The request
Change "screenshot" to "image" in the data from the first line up to and including the line with "court-number-field <box>402 162 570 163</box>". Give those lines again with nothing else altered.

********************

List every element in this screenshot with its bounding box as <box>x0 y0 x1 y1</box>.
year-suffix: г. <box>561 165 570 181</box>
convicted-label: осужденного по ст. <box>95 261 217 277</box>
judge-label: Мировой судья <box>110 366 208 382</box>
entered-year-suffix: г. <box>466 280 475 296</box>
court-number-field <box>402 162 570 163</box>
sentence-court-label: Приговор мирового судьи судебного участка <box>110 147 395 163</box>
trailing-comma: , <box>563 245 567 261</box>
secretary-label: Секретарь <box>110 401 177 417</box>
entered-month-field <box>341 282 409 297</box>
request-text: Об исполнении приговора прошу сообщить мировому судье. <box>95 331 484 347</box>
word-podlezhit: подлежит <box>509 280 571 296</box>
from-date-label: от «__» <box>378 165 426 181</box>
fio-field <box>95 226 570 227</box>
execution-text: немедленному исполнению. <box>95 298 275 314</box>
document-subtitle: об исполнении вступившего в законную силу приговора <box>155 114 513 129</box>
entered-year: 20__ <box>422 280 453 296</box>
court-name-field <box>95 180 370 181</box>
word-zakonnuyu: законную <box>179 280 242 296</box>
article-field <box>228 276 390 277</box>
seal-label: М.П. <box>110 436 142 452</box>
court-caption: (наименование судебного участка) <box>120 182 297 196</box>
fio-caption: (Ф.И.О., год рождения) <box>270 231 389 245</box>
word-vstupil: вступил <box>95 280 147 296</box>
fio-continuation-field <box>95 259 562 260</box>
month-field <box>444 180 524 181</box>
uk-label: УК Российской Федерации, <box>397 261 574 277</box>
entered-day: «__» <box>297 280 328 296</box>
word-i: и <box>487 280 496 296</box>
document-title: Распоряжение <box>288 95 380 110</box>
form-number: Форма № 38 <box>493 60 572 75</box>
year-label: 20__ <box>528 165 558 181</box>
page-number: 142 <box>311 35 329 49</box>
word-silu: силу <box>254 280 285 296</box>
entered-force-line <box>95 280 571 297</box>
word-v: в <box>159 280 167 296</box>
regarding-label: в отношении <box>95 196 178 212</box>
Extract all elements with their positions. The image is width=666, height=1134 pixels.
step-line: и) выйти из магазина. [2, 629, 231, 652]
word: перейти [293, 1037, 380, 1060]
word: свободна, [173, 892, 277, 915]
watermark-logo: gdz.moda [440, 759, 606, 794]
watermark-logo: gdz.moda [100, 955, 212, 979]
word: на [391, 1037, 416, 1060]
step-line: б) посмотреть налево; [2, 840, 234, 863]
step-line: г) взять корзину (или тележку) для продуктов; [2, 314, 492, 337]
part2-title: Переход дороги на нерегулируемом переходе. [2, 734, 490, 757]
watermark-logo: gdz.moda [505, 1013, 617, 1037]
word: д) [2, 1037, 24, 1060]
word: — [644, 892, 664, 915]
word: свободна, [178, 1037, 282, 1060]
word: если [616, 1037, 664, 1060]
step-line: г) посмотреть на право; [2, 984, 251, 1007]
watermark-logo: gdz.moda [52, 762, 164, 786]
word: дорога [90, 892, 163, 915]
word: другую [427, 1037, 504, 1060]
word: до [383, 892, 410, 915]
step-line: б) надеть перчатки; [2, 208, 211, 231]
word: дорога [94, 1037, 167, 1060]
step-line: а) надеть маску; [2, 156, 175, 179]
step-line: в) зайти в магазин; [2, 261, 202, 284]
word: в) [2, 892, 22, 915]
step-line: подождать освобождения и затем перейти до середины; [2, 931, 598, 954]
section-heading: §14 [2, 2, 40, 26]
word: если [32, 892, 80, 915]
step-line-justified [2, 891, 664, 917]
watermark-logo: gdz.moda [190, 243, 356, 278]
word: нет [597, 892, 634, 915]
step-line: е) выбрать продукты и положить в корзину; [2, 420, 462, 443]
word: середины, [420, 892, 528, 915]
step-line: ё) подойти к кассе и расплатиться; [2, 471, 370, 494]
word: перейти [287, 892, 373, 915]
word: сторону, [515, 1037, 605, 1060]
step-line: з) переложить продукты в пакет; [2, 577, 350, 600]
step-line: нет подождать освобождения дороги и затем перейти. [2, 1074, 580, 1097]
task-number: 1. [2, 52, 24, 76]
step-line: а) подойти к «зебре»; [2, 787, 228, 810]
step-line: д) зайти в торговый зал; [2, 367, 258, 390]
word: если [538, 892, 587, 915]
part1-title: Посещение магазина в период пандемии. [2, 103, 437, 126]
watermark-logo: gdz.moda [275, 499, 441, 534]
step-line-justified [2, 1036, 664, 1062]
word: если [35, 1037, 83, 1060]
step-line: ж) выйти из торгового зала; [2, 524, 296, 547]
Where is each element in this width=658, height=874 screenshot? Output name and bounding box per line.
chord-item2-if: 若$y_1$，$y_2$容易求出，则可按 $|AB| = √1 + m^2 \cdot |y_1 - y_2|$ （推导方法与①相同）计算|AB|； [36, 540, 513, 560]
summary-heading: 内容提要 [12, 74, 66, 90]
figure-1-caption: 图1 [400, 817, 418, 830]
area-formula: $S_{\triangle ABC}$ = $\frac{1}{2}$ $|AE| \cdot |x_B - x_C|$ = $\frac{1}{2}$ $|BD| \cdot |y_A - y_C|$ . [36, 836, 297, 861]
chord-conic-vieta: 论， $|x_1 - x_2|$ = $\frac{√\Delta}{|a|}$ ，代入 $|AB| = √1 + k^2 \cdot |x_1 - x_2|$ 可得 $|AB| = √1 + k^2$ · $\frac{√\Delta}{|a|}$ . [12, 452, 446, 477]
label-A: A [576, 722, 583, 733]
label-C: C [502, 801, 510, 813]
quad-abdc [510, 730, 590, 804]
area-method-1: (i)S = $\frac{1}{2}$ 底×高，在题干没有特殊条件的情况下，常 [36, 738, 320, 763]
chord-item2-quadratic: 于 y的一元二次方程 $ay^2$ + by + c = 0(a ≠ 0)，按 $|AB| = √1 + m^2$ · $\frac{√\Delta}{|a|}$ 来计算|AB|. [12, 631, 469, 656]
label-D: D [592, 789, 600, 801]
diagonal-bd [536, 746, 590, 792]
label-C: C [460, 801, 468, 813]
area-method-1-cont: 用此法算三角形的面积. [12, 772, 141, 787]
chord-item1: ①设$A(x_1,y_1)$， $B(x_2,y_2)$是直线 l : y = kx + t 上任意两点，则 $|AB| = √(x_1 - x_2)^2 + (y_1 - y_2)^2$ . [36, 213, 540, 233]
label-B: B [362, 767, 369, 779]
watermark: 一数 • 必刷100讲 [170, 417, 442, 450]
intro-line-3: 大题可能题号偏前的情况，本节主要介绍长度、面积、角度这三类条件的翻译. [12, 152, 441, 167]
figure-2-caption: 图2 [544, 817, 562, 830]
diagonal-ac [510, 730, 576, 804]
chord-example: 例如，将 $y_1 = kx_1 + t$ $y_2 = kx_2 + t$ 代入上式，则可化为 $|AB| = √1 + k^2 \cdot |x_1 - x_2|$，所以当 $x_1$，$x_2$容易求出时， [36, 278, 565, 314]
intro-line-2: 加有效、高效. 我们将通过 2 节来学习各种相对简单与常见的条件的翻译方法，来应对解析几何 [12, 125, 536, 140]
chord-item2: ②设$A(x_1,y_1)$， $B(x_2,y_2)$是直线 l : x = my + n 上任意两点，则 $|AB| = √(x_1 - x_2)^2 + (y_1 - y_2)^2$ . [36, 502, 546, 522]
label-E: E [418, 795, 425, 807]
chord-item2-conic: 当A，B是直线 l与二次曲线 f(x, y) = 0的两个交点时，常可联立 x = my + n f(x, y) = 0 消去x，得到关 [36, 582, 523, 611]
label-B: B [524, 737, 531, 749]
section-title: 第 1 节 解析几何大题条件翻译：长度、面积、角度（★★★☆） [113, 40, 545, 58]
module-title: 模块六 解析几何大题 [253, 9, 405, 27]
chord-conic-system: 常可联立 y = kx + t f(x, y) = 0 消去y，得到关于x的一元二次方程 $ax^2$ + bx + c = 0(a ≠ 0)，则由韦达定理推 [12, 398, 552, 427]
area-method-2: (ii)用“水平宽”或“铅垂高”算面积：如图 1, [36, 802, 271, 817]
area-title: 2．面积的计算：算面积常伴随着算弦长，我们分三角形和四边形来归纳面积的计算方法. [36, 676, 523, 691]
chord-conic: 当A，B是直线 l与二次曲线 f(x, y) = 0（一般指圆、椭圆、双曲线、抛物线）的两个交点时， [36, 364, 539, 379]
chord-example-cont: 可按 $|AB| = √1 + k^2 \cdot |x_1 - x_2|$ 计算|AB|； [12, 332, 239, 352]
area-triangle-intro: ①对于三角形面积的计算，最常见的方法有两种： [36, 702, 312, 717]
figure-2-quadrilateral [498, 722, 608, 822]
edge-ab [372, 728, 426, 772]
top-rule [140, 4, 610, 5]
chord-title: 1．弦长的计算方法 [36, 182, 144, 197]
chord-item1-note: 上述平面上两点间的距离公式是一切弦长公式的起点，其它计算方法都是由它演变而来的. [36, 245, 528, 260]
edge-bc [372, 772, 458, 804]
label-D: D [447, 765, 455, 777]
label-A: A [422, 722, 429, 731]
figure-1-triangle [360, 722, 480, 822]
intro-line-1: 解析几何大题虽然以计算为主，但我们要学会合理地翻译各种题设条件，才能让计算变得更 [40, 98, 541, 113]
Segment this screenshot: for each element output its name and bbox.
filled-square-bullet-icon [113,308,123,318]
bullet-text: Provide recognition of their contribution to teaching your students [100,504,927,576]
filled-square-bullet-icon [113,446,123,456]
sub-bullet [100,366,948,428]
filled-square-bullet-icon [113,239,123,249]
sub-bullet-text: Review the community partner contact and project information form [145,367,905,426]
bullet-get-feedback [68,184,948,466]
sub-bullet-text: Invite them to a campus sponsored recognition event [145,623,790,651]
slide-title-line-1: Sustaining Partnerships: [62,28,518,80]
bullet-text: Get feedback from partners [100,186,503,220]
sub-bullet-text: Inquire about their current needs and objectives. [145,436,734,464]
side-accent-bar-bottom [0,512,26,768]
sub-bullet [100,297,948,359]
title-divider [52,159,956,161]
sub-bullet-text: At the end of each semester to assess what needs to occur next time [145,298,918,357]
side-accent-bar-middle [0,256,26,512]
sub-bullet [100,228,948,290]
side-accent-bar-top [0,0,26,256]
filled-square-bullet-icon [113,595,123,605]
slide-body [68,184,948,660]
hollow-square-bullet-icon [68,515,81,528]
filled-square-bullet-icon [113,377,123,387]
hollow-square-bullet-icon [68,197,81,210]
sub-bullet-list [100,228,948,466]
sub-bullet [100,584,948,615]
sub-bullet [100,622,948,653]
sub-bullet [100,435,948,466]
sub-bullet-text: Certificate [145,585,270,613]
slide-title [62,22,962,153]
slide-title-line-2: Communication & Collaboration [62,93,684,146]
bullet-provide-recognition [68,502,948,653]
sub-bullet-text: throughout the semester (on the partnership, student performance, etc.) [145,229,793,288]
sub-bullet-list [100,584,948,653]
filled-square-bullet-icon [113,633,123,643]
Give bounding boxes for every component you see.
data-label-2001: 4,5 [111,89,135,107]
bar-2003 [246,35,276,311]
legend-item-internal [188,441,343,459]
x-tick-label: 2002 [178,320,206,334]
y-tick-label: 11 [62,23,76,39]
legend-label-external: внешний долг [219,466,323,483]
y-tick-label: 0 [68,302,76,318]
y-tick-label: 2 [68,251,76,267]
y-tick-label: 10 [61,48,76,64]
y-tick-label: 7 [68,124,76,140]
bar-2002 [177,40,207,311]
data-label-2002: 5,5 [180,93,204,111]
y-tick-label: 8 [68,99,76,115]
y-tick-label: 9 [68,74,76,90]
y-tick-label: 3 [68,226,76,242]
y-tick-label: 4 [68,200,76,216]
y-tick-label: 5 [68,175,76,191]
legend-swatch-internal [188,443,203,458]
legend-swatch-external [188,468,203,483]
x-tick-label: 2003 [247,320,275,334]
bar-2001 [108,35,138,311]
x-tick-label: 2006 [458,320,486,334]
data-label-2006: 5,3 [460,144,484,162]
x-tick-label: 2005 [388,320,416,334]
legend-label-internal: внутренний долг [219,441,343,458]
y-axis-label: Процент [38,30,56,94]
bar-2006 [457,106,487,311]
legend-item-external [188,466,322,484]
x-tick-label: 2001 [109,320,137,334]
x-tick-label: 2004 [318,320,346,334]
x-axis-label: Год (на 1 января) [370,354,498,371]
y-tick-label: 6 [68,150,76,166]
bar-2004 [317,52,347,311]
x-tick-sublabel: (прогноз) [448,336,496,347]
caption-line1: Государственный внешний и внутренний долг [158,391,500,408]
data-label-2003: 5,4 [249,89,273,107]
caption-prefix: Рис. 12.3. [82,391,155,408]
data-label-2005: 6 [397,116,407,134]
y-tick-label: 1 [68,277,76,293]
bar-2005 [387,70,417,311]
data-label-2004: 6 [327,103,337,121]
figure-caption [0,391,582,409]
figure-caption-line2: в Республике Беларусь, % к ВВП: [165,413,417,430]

********************

Correct response
List every element in this image with its bounding box as <box>x0 y0 x1 y1</box>.
year-suffix: г. <box>561 165 570 181</box>
convicted-label: осужденного по ст. <box>95 261 217 277</box>
judge-label: Мировой судья <box>110 366 208 382</box>
entered-year-suffix: г. <box>466 280 475 296</box>
court-number-field <box>402 162 570 163</box>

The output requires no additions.